**** Records for this task ****
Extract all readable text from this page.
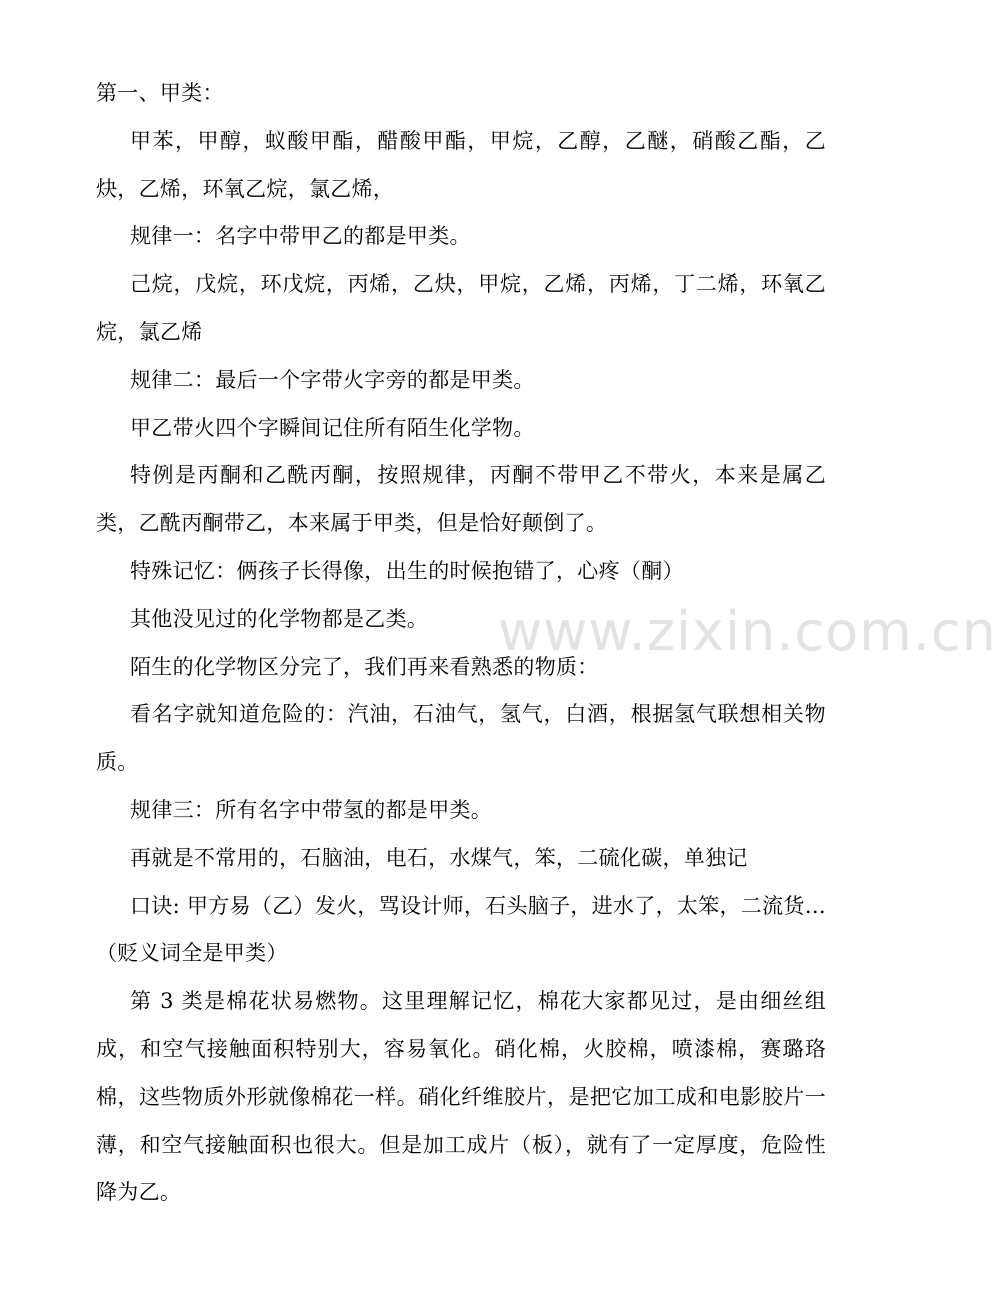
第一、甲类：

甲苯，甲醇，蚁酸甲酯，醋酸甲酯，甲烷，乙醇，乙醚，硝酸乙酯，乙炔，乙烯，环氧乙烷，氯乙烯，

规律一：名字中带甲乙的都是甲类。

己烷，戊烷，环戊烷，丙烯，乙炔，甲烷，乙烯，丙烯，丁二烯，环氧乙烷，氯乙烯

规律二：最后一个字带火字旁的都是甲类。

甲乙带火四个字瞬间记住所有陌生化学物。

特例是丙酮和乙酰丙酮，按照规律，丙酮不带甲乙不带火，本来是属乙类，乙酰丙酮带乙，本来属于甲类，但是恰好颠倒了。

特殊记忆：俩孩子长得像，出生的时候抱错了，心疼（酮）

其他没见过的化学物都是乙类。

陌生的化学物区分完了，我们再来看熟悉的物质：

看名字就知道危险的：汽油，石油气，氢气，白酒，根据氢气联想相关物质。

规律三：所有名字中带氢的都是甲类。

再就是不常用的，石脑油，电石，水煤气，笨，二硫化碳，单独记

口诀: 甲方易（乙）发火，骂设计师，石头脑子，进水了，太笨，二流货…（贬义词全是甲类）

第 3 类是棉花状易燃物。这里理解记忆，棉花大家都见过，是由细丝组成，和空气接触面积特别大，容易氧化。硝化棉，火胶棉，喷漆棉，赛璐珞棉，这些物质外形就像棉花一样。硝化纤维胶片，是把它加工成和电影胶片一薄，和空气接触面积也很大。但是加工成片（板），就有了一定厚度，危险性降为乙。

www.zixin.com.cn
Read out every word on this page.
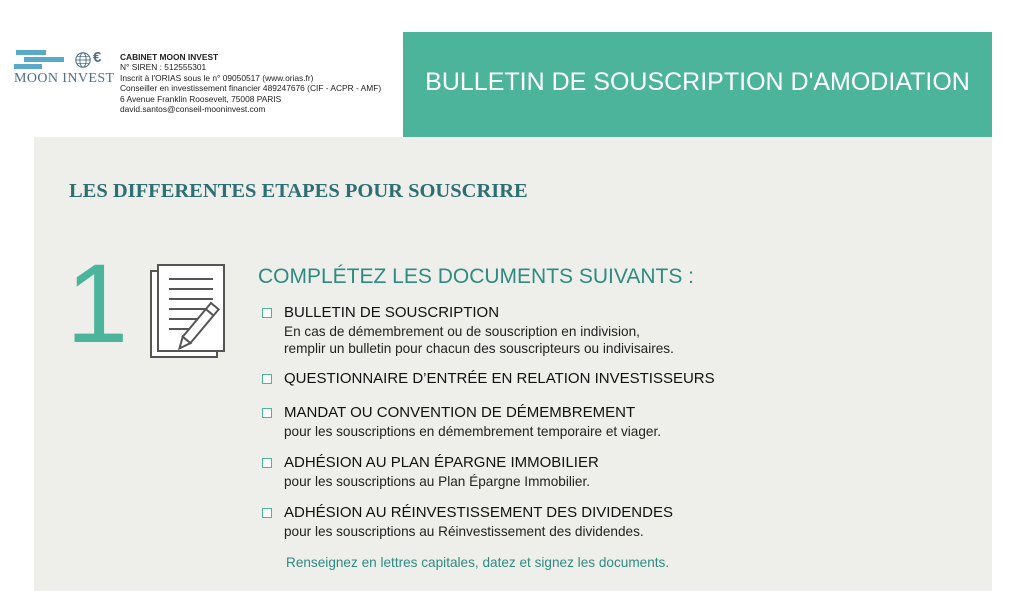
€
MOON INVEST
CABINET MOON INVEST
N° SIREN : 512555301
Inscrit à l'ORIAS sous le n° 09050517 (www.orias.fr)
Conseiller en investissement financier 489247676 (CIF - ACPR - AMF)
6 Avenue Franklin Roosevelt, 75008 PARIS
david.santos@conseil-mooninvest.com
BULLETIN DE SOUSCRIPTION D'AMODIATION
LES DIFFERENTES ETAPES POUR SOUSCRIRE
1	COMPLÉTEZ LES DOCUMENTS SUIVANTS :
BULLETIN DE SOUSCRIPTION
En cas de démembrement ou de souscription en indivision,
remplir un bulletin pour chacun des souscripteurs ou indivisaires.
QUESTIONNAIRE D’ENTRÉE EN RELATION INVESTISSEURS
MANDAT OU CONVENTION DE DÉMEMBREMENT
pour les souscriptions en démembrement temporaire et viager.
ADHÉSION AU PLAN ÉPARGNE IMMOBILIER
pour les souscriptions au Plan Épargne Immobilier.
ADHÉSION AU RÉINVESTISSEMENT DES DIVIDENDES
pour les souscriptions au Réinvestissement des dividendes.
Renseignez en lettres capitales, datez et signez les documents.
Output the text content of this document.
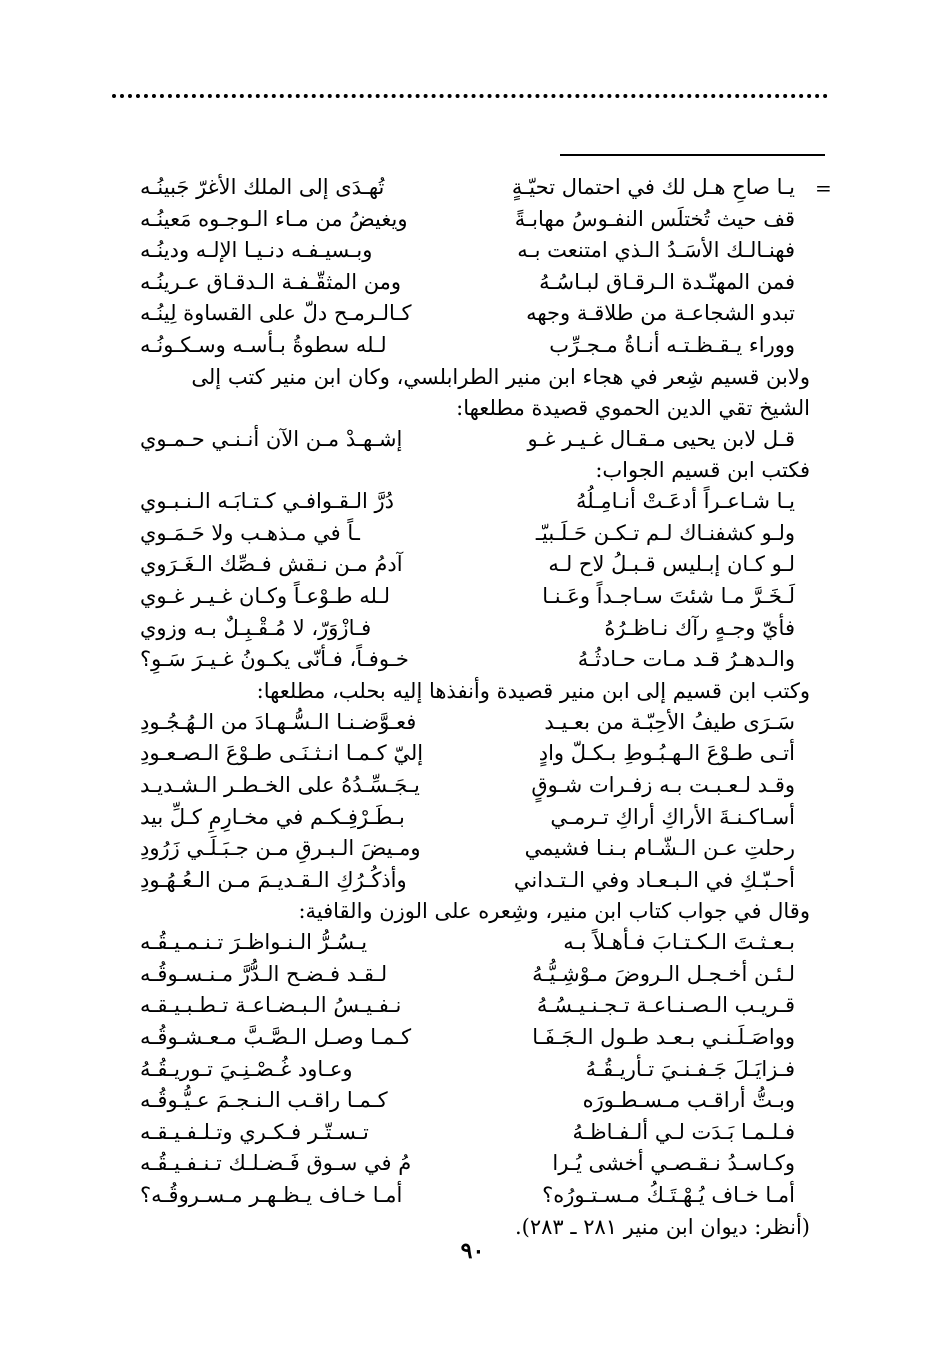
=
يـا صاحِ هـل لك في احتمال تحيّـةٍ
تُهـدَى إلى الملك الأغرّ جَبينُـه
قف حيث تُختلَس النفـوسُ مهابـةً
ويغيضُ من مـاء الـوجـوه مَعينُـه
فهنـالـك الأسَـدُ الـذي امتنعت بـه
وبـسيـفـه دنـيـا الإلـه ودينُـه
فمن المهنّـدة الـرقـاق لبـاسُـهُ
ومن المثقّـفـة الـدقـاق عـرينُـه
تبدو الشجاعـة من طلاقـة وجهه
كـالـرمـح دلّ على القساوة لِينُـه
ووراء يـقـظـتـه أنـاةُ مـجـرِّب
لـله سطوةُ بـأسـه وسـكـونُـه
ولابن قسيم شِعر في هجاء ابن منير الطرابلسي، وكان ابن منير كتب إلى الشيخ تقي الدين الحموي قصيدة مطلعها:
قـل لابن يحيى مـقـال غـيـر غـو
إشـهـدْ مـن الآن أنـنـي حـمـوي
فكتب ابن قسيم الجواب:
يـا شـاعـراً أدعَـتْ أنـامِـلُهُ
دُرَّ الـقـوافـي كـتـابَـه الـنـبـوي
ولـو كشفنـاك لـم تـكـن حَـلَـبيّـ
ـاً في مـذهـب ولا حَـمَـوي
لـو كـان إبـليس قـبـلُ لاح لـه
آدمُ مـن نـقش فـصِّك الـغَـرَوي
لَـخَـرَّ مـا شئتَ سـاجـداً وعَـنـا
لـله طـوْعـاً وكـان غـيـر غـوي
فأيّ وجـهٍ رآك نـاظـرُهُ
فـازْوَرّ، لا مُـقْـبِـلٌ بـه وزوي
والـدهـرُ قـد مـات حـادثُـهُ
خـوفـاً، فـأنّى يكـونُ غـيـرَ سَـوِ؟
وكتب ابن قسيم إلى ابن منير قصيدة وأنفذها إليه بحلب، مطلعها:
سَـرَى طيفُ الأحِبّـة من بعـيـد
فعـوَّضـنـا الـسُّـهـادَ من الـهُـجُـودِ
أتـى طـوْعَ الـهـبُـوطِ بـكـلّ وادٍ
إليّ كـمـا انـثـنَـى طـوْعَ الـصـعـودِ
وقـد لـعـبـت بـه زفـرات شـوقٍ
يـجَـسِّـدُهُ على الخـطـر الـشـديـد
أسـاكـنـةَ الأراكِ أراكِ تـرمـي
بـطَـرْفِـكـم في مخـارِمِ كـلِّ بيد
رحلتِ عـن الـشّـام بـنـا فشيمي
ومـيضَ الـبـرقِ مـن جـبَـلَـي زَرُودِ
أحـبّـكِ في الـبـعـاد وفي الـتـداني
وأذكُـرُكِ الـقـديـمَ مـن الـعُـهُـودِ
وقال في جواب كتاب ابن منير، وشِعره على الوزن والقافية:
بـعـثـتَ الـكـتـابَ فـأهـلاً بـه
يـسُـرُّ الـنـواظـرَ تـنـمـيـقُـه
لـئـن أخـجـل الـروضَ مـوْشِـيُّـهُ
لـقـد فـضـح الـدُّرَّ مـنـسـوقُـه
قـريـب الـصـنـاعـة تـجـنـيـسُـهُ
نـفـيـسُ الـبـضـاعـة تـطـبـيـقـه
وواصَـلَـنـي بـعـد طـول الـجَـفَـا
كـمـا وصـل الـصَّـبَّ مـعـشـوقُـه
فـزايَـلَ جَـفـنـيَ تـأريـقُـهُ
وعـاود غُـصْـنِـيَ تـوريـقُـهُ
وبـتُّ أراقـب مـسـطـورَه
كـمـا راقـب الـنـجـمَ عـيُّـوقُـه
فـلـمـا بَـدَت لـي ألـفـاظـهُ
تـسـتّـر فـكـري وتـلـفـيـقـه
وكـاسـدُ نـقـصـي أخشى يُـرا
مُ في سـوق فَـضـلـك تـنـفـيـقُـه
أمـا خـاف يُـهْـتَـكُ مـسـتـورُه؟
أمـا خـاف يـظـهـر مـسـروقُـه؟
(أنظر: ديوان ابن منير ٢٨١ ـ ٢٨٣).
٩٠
****
Goal of the exercise ▸
Transcribe the records verbatim and omit the images.

Exercise answer ▸
Extract all readable text from this page.
第一、甲类：

甲苯，甲醇，蚁酸甲酯，醋酸甲酯，甲烷，乙醇，乙醚，硝酸乙酯，乙炔，乙烯，环氧乙烷，氯乙烯，

规律一：名字中带甲乙的都是甲类。

己烷，戊烷，环戊烷，丙烯，乙炔，甲烷，乙烯，丙烯，丁二烯，环氧乙烷，氯乙烯

规律二：最后一个字带火字旁的都是甲类。

甲乙带火四个字瞬间记住所有陌生化学物。

特例是丙酮和乙酰丙酮，按照规律，丙酮不带甲乙不带火，本来是属乙类，乙酰丙酮带乙，本来属于甲类，但是恰好颠倒了。

特殊记忆：俩孩子长得像，出生的时候抱错了，心疼（酮）

其他没见过的化学物都是乙类。

陌生的化学物区分完了，我们再来看熟悉的物质：

看名字就知道危险的：汽油，石油气，氢气，白酒，根据氢气联想相关物质。

规律三：所有名字中带氢的都是甲类。

再就是不常用的，石脑油，电石，水煤气，笨，二硫化碳，单独记

口诀: 甲方易（乙）发火，骂设计师，石头脑子，进水了，太笨，二流货…（贬义词全是甲类）

第 3 类是棉花状易燃物。这里理解记忆，棉花大家都见过，是由细丝组成，和空气接触面积特别大，容易氧化。硝化棉，火胶棉，喷漆棉，赛璐珞棉，这些物质外形就像棉花一样。硝化纤维胶片，是把它加工成和电影胶片一薄，和空气接触面积也很大。但是加工成片（板），就有了一定厚度，危险性降为乙。

www.zixin.com.cn
Read out every word on this page.
€
MOON INVEST
CABINET MOON INVEST
N° SIREN : 512555301
Inscrit à l'ORIAS sous le n° 09050517 (www.orias.fr)
Conseiller en investissement financier 489247676 (CIF - ACPR - AMF)
6 Avenue Franklin Roosevelt, 75008 PARIS
david.santos@conseil-mooninvest.com
BULLETIN DE SOUSCRIPTION D'AMODIATION
LES DIFFERENTES ETAPES POUR SOUSCRIRE
1	COMPLÉTEZ LES DOCUMENTS SUIVANTS :
BULLETIN DE SOUSCRIPTION
En cas de démembrement ou de souscription en indivision,
remplir un bulletin pour chacun des souscripteurs ou indivisaires.
QUESTIONNAIRE D’ENTRÉE EN RELATION INVESTISSEURS
MANDAT OU CONVENTION DE DÉMEMBREMENT
pour les souscriptions en démembrement temporaire et viager.
ADHÉSION AU PLAN ÉPARGNE IMMOBILIER
pour les souscriptions au Plan Épargne Immobilier.
ADHÉSION AU RÉINVESTISSEMENT DES DIVIDENDES
pour les souscriptions au Réinvestissement des dividendes.
Renseignez en lettres capitales, datez et signez les documents.
Output the text content of this document.
=
يـا صاحِ هـل لك في احتمال تحيّـةٍ
تُهـدَى إلى الملك الأغرّ جَبينُـه
قف حيث تُختلَس النفـوسُ مهابـةً
ويغيضُ من مـاء الـوجـوه مَعينُـه
فهنـالـك الأسَـدُ الـذي امتنعت بـه
وبـسيـفـه دنـيـا الإلـه ودينُـه
فمن المهنّـدة الـرقـاق لبـاسُـهُ
ومن المثقّـفـة الـدقـاق عـرينُـه
تبدو الشجاعـة من طلاقـة وجهه
كـالـرمـح دلّ على القساوة لِينُـه
ووراء يـقـظـتـه أنـاةُ مـجـرِّب
لـله سطوةُ بـأسـه وسـكـونُـه
ولابن قسيم شِعر في هجاء ابن منير الطرابلسي، وكان ابن منير كتب إلى الشيخ تقي الدين الحموي قصيدة مطلعها:
قـل لابن يحيى مـقـال غـيـر غـو
إشـهـدْ مـن الآن أنـنـي حـمـوي
فكتب ابن قسيم الجواب:
يـا شـاعـراً أدعَـتْ أنـامِـلُهُ
دُرَّ الـقـوافـي كـتـابَـه الـنـبـوي
ولـو كشفنـاك لـم تـكـن حَـلَـبيّـ
ـاً في مـذهـب ولا حَـمَـوي
لـو كـان إبـليس قـبـلُ لاح لـه
آدمُ مـن نـقش فـصِّك الـغَـرَوي
لَـخَـرَّ مـا شئتَ سـاجـداً وعَـنـا
لـله طـوْعـاً وكـان غـيـر غـوي
فأيّ وجـهٍ رآك نـاظـرُهُ
فـازْوَرّ، لا مُـقْـبِـلٌ بـه وزوي
والـدهـرُ قـد مـات حـادثُـهُ
خـوفـاً، فـأنّى يكـونُ غـيـرَ سَـوِ؟
وكتب ابن قسيم إلى ابن منير قصيدة وأنفذها إليه بحلب، مطلعها:
سَـرَى طيفُ الأحِبّـة من بعـيـد
فعـوَّضـنـا الـسُّـهـادَ من الـهُـجُـودِ
أتـى طـوْعَ الـهـبُـوطِ بـكـلّ وادٍ
إليّ كـمـا انـثـنَـى طـوْعَ الـصـعـودِ
وقـد لـعـبـت بـه زفـرات شـوقٍ
يـجَـسِّـدُهُ على الخـطـر الـشـديـد
أسـاكـنـةَ الأراكِ أراكِ تـرمـي
بـطَـرْفِـكـم في مخـارِمِ كـلِّ بيد
رحلتِ عـن الـشّـام بـنـا فشيمي
ومـيضَ الـبـرقِ مـن جـبَـلَـي زَرُودِ
أحـبّـكِ في الـبـعـاد وفي الـتـداني
وأذكُـرُكِ الـقـديـمَ مـن الـعُـهُـودِ
وقال في جواب كتاب ابن منير، وشِعره على الوزن والقافية:
بـعـثـتَ الـكـتـابَ فـأهـلاً بـه
يـسُـرُّ الـنـواظـرَ تـنـمـيـقُـه
لـئـن أخـجـل الـروضَ مـوْشِـيُّـهُ
لـقـد فـضـح الـدُّرَّ مـنـسـوقُـه
قـريـب الـصـنـاعـة تـجـنـيـسُـهُ
نـفـيـسُ الـبـضـاعـة تـطـبـيـقـه
وواصَـلَـنـي بـعـد طـول الـجَـفَـا
كـمـا وصـل الـصَّـبَّ مـعـشـوقُـه
فـزايَـلَ جَـفـنـيَ تـأريـقُـهُ
وعـاود غُـصْـنِـيَ تـوريـقُـهُ
وبـتُّ أراقـب مـسـطـورَه
كـمـا راقـب الـنـجـمَ عـيُّـوقُـه
فـلـمـا بَـدَت لـي ألـفـاظـهُ
تـسـتّـر فـكـري وتـلـفـيـقـه
وكـاسـدُ نـقـصـي أخشى يُـرا
مُ في سـوق فَـضـلـك تـنـفـيـقُـه
أمـا خـاف يُـهْـتَـكُ مـسـتـورُه؟
أمـا خـاف يـظـهـر مـسـروقُـه؟
(أنظر: ديوان ابن منير ٢٨١ ـ ٢٨٣).
٩٠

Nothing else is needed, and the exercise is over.